• TO BE DONE: Identify the lines that contain the string "distance" and copy all of them.

****************************************

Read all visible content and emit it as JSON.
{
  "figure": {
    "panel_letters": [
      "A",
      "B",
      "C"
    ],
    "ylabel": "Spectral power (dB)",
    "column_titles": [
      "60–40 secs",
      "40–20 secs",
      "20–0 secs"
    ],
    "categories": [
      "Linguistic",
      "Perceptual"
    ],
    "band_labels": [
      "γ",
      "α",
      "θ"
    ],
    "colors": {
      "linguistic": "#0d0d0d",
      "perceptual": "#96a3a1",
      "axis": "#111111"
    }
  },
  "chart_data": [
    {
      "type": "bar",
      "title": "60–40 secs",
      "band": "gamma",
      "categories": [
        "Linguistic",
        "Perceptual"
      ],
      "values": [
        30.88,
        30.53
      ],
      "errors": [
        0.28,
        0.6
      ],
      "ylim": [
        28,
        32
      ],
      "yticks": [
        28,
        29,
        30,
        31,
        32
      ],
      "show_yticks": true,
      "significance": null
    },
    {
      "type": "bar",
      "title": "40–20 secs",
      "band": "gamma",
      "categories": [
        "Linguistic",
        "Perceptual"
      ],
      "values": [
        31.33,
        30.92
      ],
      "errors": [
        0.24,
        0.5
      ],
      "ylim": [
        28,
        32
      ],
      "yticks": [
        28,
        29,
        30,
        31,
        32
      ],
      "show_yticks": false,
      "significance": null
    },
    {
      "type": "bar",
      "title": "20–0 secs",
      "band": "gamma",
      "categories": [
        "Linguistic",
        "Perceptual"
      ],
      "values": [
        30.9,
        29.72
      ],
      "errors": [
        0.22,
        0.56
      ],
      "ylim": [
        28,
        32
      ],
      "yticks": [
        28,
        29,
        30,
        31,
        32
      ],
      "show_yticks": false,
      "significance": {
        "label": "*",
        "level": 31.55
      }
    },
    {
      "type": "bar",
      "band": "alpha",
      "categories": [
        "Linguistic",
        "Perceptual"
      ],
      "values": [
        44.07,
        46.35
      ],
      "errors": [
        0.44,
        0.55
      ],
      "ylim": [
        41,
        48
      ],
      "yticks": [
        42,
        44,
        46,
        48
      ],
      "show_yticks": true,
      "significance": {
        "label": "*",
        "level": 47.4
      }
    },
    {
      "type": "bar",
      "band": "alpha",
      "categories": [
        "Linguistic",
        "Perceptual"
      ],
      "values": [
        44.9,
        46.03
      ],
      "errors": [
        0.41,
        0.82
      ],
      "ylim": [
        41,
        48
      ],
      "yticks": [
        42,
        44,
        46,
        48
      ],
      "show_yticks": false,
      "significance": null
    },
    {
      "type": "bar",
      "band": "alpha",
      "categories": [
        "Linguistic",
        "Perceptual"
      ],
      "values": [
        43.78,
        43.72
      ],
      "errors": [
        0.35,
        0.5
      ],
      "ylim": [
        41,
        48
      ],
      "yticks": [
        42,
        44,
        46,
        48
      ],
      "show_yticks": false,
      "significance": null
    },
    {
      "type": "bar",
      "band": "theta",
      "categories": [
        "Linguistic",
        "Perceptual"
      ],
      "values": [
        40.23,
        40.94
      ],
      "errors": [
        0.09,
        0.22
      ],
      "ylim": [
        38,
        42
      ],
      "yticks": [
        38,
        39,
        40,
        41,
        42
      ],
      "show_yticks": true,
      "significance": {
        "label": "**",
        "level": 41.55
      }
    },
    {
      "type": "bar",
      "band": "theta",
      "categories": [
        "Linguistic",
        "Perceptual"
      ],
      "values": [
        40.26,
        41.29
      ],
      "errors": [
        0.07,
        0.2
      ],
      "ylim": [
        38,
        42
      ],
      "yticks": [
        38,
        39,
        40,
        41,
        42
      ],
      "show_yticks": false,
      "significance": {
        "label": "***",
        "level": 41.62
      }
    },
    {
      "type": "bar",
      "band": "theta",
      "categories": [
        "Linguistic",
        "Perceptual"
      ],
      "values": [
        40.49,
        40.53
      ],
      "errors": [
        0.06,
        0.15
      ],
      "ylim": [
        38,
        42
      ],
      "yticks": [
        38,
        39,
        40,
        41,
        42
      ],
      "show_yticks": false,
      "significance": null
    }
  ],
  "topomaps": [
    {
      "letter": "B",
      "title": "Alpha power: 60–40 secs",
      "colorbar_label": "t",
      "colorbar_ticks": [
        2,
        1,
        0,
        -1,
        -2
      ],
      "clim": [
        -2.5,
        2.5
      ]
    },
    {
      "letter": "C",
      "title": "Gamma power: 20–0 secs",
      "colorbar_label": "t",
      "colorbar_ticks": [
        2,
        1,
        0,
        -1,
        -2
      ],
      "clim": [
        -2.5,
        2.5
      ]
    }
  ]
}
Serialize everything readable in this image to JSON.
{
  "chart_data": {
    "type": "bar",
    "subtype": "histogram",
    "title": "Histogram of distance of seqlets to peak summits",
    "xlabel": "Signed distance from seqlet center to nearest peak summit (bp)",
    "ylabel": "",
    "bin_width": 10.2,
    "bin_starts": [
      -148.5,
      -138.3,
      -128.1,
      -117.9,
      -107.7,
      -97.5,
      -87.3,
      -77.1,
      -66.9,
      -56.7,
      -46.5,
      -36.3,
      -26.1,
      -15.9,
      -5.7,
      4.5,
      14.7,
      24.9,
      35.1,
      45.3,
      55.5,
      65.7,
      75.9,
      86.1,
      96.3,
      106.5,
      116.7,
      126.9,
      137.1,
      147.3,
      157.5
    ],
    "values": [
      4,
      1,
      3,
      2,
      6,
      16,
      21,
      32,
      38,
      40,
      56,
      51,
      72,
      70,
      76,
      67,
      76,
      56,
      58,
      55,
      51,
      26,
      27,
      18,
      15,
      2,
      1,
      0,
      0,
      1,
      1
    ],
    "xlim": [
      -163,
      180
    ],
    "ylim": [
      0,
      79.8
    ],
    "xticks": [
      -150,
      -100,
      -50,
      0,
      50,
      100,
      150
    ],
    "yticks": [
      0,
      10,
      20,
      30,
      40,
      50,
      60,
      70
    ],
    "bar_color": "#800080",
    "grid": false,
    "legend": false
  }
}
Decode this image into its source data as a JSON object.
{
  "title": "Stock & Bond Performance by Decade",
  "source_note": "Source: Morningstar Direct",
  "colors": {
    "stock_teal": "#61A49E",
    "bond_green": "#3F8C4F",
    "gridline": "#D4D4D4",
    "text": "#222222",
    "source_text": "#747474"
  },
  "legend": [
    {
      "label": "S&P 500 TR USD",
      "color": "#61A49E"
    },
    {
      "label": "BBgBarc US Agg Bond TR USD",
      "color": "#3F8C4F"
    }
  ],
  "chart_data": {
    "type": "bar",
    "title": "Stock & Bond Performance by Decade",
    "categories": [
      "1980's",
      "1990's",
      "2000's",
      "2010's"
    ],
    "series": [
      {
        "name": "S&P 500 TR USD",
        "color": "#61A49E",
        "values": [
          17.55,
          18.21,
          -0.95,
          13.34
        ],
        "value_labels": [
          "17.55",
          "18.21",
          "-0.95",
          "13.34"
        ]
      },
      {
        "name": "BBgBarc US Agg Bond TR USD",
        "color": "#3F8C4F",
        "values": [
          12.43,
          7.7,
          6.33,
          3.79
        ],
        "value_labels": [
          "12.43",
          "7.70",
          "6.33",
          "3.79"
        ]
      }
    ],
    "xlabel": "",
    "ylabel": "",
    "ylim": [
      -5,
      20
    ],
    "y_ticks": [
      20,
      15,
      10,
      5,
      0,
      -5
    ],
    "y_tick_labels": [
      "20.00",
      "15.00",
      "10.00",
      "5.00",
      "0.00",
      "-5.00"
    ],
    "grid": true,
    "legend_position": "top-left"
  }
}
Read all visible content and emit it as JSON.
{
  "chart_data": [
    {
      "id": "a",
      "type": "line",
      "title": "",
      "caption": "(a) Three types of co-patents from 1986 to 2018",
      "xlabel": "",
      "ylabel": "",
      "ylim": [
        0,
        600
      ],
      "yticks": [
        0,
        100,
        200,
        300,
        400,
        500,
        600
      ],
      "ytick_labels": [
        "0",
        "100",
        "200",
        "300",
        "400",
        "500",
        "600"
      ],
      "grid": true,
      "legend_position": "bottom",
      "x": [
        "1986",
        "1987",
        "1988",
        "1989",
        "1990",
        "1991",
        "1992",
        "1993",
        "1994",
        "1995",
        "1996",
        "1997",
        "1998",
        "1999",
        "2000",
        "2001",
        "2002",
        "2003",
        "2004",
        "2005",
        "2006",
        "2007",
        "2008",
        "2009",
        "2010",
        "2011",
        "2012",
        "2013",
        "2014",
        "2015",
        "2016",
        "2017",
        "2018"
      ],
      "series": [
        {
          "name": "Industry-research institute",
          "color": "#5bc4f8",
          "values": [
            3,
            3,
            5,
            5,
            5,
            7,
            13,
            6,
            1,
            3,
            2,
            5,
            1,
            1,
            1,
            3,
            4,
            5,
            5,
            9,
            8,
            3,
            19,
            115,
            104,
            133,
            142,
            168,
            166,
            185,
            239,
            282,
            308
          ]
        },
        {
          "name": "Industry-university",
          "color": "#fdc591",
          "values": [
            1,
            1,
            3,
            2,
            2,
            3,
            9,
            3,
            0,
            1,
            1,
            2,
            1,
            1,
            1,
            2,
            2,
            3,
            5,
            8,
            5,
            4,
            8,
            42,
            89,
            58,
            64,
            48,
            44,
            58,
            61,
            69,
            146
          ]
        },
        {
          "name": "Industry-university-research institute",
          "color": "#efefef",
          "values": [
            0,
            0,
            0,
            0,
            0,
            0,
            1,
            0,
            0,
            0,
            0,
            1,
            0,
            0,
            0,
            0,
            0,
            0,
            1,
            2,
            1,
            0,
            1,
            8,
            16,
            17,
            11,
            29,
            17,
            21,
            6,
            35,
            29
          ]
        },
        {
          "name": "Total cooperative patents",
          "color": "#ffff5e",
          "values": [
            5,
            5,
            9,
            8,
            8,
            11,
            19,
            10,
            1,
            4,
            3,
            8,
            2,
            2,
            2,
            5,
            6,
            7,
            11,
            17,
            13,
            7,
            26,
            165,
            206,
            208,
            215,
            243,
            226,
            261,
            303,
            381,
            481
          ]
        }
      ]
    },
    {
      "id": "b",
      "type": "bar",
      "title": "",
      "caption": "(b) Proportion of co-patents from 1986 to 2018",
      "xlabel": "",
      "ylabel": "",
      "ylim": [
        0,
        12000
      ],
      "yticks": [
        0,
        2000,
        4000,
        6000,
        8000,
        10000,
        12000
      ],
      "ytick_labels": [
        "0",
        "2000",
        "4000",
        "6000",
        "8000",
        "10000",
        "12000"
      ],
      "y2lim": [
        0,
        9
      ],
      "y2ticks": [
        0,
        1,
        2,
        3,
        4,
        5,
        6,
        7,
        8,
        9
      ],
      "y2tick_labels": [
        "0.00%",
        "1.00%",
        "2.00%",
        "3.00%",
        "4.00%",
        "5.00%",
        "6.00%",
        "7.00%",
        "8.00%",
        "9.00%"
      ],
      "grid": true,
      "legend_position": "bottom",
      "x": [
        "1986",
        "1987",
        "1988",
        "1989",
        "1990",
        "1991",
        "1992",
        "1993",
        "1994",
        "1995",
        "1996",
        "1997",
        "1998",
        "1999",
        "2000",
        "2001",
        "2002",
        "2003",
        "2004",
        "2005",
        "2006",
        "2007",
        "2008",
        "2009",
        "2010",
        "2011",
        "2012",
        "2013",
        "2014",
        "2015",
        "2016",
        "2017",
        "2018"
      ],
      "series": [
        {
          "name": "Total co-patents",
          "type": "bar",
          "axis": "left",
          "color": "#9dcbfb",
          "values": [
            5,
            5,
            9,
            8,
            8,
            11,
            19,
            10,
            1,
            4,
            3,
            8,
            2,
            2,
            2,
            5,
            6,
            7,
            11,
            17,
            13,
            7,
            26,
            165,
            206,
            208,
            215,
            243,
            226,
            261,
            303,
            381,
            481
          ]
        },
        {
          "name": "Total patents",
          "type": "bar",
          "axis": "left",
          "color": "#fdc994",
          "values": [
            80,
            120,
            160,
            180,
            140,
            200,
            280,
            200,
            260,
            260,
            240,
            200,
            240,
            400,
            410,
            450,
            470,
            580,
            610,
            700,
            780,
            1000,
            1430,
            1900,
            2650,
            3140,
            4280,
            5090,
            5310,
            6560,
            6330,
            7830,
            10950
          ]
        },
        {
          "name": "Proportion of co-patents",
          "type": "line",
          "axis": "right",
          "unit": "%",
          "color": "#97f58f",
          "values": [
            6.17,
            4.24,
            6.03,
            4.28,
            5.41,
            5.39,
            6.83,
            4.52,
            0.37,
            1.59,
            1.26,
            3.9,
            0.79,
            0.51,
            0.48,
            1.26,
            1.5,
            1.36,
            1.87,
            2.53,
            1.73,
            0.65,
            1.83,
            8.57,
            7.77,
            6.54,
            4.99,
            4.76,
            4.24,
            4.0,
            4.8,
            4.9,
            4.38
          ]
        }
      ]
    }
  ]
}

****************************************

• RESPONSE TO THIS TASK:
    "title": "Histogram of distance of seqlets to peak summits",
    "xlabel": "Signed distance from seqlet center to nearest peak summit (bp)",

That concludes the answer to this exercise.